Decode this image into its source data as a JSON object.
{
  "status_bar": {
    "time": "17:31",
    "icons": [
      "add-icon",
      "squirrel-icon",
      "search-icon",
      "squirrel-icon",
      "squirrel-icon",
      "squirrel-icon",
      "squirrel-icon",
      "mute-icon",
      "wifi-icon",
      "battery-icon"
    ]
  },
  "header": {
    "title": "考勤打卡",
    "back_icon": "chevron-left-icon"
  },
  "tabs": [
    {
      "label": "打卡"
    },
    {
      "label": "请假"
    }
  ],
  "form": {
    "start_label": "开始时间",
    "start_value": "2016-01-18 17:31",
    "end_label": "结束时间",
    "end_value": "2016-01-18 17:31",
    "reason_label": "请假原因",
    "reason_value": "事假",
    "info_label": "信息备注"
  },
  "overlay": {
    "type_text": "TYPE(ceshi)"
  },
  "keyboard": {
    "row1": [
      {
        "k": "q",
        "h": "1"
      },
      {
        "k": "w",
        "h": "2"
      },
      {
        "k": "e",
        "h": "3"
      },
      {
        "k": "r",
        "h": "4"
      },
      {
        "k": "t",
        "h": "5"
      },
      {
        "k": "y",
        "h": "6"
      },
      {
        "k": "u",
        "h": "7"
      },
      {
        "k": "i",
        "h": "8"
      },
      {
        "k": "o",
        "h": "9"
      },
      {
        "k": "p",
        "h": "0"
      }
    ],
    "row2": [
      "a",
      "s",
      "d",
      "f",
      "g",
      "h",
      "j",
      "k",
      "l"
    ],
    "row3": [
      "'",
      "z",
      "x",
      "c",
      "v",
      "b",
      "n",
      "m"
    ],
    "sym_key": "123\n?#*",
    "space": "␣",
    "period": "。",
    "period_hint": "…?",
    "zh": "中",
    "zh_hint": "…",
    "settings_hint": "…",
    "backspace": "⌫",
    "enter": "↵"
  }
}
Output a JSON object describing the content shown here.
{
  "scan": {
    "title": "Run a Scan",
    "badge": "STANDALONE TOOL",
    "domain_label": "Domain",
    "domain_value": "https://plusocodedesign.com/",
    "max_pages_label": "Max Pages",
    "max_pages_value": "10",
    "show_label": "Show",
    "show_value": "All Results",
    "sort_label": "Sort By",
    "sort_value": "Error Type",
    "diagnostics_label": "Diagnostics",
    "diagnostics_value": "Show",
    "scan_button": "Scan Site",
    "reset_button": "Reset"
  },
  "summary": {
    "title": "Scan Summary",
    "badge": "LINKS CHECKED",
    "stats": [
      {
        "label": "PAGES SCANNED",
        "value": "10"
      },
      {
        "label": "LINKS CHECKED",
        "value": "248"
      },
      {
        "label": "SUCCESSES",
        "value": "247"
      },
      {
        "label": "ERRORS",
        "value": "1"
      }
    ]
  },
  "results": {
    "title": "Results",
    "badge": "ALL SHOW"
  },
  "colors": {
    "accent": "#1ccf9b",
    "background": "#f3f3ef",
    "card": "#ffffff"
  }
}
--
● Given request: From the entries above, extract every line where the word "JSON" appears.

● Solved exercise:
Decode this image into its source data as a JSON object.
Output a JSON object describing the content shown here.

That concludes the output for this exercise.